## [GOAL OF THE EXERCISE]
Copy all of the data below without changing a single character.

## [INPUT]
────────────────────

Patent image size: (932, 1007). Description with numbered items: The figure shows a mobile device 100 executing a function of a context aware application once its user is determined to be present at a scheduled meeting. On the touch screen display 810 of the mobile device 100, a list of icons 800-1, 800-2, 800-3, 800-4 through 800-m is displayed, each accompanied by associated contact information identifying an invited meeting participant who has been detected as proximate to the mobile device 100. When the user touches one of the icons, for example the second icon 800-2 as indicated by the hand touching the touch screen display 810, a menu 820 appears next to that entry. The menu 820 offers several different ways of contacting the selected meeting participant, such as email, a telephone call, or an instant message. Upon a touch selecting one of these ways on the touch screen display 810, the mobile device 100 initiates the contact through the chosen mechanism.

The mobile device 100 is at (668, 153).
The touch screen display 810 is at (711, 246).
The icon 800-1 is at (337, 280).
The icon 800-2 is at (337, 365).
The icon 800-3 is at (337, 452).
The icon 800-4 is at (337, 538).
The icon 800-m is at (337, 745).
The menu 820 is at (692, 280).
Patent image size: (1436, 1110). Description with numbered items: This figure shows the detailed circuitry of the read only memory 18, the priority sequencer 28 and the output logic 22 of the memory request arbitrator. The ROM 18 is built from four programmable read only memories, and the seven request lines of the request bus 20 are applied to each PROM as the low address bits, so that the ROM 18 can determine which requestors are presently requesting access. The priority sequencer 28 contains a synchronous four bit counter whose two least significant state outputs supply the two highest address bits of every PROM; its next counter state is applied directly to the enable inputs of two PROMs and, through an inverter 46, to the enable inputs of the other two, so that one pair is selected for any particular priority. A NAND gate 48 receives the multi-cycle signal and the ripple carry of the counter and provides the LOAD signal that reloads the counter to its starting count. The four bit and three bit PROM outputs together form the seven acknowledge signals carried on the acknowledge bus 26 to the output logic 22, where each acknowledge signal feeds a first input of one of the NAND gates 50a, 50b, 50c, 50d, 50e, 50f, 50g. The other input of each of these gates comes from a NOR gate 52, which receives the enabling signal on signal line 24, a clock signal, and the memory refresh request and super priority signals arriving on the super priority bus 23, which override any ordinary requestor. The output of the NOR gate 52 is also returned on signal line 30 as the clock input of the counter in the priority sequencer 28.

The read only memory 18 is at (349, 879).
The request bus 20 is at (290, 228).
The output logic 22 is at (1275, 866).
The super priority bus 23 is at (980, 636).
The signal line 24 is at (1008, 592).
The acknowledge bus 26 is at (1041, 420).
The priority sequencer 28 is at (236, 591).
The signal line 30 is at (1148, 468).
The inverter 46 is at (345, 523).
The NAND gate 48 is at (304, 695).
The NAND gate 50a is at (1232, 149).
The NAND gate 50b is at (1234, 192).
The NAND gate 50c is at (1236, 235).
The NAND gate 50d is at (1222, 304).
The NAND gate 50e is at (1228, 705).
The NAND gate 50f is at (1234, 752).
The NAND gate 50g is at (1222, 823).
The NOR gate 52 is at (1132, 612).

────────────────────

## [EXERCISE RESPONSE]
Patent image size: (932, 1007). Description with numbered items: The figure shows a mobile device 100 executing a function of a context aware application once its user is determined to be present at a scheduled meeting. On the touch screen display 810 of the mobile device 100, a list of icons 800-1, 800-2, 800-3, 800-4 through 800-m is displayed, each accompanied by associated contact information identifying an invited meeting participant who has been detected as proximate to the mobile device 100. When the user touches one of the icons, for example the second icon 800-2 as indicated by the hand touching the touch screen display 810, a menu 820 appears next to that entry. The menu 820 offers several different ways of contacting the selected meeting participant, such as email, a telephone call, or an instant message. Upon a touch selecting one of these ways on the touch screen display 810, the mobile device 100 initiates the contact through the chosen mechanism.

The mobile device 100 is at (668, 153).
The touch screen display 810 is at (711, 246).
The icon 800-1 is at (337, 280).
The icon 800-2 is at (337, 365).
The icon 800-3 is at (337, 452).
The icon 800-4 is at (337, 538).
The icon 800-m is at (337, 745).
The menu 820 is at (692, 280).
Patent image size: (1436, 1110). Description with numbered items: This figure shows the detailed circuitry of the read only memory 18, the priority sequencer 28 and the output logic 22 of the memory request arbitrator. The ROM 18 is built from four programmable read only memories, and the seven request lines of the request bus 20 are applied to each PROM as the low address bits, so that the ROM 18 can determine which requestors are presently requesting access. The priority sequencer 28 contains a synchronous four bit counter whose two least significant state outputs supply the two highest address bits of every PROM; its next counter state is applied directly to the enable inputs of two PROMs and, through an inverter 46, to the enable inputs of the other two, so that one pair is selected for any particular priority. A NAND gate 48 receives the multi-cycle signal and the ripple carry of the counter and provides the LOAD signal that reloads the counter to its starting count. The four bit and three bit PROM outputs together form the seven acknowledge signals carried on the acknowledge bus 26 to the output logic 22, where each acknowledge signal feeds a first input of one of the NAND gates 50a, 50b, 50c, 50d, 50e, 50f, 50g. The other input of each of these gates comes from a NOR gate 52, which receives the enabling signal on signal line 24, a clock signal, and the memory refresh request and super priority signals arriving on the super priority bus 23, which override any ordinary requestor. The output of the NOR gate 52 is also returned on signal line 30 as the clock input of the counter in the priority sequencer 28.

The read only memory 18 is at (349, 879).
The request bus 20 is at (290, 228).
The output logic 22 is at (1275, 866).
The super priority bus 23 is at (980, 636).
The signal line 24 is at (1008, 592).
The acknowledge bus 26 is at (1041, 420).
The priority sequencer 28 is at (236, 591).
The signal line 30 is at (1148, 468).
The inverter 46 is at (345, 523).
The NAND gate 48 is at (304, 695).
The NAND gate 50a is at (1232, 149).
The NAND gate 50b is at (1234, 192).
The NAND gate 50c is at (1236, 235).
The NAND gate 50d is at (1222, 304).
The NAND gate 50e is at (1228, 705).
The NAND gate 50f is at (1234, 752).
The NAND gate 50g is at (1222, 823).
The NOR gate 52 is at (1132, 612).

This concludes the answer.